**Requirement:**
Your task is to count the lines of the entries below that include the word "行程特色" and to give only the resulting number.

[Extracted data entries]
Start

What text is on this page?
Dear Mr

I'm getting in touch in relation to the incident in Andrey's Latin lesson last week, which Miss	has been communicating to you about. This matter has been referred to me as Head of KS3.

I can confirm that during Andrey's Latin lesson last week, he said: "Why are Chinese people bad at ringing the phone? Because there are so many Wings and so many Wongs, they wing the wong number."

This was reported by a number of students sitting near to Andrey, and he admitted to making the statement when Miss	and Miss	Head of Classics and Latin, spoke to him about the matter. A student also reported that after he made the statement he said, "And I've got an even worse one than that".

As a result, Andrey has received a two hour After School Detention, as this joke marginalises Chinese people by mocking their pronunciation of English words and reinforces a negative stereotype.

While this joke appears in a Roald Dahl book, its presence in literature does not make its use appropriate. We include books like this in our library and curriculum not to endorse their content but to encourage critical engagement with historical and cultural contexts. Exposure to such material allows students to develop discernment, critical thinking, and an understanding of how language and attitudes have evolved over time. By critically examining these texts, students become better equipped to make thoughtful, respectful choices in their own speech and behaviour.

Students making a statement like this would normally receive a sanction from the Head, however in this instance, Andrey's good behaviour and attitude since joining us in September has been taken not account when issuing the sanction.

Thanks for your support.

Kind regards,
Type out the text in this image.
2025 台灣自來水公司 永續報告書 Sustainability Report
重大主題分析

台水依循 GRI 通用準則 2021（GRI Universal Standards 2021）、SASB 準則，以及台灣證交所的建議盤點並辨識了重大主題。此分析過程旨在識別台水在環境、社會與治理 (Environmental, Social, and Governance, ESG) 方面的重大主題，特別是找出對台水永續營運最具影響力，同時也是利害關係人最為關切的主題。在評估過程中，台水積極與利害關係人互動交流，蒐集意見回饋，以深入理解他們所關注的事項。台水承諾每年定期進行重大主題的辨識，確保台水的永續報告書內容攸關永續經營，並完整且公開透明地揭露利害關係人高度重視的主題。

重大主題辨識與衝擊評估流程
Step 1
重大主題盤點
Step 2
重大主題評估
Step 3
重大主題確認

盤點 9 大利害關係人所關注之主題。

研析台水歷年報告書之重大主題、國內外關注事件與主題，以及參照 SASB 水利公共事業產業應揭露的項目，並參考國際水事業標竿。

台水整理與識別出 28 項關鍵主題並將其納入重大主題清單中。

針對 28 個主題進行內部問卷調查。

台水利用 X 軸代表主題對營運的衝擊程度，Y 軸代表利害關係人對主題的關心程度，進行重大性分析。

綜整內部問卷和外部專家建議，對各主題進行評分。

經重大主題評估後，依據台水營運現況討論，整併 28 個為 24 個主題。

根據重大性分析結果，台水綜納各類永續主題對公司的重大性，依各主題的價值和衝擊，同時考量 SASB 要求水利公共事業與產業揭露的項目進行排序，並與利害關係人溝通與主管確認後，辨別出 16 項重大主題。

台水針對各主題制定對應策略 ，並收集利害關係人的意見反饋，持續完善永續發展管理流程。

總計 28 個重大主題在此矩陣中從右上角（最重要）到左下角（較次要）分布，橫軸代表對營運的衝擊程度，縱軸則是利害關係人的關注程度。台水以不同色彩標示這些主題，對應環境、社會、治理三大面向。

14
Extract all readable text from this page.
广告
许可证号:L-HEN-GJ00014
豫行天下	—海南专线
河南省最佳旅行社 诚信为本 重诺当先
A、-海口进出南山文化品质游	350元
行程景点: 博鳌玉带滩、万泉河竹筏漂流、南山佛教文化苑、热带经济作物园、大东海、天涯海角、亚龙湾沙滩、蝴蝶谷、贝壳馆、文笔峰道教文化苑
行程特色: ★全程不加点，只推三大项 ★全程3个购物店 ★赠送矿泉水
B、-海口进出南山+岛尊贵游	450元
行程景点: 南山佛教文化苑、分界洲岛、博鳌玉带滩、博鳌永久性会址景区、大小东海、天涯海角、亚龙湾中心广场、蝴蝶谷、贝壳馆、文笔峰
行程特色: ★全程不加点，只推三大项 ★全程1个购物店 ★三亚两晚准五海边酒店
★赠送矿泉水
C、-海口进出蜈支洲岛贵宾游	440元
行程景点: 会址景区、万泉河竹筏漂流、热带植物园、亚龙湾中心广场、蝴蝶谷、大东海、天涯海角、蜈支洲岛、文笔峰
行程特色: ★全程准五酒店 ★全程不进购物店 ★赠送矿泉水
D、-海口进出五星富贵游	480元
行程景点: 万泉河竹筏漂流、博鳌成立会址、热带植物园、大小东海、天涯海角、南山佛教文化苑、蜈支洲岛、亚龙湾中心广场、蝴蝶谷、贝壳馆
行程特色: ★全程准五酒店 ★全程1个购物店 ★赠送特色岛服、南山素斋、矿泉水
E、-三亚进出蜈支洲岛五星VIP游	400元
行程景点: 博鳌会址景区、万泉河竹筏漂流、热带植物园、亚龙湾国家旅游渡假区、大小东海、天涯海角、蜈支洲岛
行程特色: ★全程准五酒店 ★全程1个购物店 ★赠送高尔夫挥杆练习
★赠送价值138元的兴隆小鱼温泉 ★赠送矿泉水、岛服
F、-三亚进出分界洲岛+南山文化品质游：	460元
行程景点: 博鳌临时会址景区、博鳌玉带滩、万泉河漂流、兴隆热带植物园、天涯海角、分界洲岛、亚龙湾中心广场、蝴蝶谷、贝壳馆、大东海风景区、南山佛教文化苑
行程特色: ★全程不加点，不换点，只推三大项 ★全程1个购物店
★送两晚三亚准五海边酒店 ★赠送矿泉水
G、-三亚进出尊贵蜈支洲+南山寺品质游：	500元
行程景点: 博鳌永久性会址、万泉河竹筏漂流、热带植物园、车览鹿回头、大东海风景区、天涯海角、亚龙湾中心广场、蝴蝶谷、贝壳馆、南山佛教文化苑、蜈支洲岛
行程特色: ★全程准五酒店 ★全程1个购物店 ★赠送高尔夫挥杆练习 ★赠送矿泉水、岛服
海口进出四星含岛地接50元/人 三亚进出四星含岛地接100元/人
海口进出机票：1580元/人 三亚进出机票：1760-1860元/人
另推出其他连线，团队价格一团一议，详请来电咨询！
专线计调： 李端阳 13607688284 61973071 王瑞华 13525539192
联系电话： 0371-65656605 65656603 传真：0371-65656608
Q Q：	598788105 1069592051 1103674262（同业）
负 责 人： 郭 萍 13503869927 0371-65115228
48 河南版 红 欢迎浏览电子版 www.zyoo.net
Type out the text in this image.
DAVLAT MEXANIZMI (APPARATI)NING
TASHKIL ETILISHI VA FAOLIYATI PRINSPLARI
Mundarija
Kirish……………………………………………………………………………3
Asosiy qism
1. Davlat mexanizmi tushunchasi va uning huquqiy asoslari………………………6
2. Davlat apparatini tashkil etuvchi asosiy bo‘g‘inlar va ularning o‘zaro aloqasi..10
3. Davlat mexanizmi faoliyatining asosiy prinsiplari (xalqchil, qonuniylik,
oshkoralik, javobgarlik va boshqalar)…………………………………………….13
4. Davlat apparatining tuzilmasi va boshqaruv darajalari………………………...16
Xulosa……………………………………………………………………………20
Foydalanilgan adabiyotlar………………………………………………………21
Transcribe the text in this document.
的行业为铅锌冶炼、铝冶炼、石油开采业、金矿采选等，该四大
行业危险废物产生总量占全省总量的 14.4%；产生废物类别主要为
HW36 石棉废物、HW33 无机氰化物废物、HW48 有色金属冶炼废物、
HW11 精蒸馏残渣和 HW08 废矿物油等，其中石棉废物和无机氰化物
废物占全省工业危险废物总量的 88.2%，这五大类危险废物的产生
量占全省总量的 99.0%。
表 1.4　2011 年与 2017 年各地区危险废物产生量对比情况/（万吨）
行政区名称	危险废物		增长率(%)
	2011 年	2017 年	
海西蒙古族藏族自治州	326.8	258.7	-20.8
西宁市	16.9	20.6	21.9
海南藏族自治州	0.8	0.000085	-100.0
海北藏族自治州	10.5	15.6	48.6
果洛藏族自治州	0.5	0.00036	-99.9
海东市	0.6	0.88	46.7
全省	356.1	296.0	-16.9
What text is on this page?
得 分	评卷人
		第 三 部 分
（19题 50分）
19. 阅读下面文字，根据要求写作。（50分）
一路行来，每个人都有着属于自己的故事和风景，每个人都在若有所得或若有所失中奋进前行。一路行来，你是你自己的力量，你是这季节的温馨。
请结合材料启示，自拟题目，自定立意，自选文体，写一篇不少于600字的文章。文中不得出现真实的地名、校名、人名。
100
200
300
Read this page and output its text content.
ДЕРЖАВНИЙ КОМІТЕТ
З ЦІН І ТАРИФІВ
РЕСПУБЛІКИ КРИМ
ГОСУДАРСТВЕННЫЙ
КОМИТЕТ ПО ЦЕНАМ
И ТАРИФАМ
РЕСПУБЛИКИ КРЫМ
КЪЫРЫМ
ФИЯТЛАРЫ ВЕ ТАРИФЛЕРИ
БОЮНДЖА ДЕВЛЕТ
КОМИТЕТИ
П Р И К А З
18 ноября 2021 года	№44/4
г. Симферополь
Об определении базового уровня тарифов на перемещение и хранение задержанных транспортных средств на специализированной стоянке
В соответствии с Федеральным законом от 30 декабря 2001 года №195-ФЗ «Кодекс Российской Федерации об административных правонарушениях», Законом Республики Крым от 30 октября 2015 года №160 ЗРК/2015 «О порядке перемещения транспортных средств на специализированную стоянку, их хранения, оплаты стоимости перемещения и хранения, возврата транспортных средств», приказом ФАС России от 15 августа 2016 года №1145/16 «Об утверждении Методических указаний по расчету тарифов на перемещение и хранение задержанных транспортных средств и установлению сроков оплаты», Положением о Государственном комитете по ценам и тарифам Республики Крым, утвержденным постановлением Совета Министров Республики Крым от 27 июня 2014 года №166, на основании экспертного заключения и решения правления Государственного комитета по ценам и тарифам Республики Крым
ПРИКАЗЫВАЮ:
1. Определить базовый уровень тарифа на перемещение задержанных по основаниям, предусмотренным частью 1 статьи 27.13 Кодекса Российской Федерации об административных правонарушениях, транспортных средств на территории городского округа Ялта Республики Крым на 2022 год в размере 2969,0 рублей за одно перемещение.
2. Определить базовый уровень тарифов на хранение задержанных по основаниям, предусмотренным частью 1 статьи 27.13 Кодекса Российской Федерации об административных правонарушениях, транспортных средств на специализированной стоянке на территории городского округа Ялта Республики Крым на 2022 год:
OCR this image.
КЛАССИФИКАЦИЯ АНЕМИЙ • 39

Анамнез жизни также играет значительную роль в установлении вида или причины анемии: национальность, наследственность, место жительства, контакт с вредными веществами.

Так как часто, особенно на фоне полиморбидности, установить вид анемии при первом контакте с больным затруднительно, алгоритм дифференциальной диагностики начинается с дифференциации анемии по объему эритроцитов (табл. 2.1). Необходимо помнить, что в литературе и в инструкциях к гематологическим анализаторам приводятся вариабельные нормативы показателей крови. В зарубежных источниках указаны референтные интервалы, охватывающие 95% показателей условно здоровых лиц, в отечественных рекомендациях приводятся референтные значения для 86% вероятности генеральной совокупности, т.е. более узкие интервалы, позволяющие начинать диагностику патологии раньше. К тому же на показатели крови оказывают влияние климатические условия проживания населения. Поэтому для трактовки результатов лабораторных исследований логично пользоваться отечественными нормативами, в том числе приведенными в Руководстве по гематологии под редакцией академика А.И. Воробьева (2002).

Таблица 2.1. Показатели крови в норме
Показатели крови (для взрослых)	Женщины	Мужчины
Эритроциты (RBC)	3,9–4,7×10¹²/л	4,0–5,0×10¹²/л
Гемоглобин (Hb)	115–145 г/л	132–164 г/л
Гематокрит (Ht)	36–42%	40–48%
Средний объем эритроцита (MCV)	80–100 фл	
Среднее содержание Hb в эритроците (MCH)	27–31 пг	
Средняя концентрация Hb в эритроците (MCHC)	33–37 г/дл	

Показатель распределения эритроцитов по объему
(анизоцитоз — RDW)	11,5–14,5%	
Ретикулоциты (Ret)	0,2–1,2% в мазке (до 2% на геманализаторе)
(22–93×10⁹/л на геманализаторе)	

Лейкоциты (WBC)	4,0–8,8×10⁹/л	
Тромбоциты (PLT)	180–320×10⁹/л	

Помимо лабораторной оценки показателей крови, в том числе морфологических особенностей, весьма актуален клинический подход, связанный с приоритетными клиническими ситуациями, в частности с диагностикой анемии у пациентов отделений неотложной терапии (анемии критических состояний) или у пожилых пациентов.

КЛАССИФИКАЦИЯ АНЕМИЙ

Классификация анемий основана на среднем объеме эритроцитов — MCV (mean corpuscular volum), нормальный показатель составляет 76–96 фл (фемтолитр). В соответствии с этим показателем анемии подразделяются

End

**Solution for this problem:**
7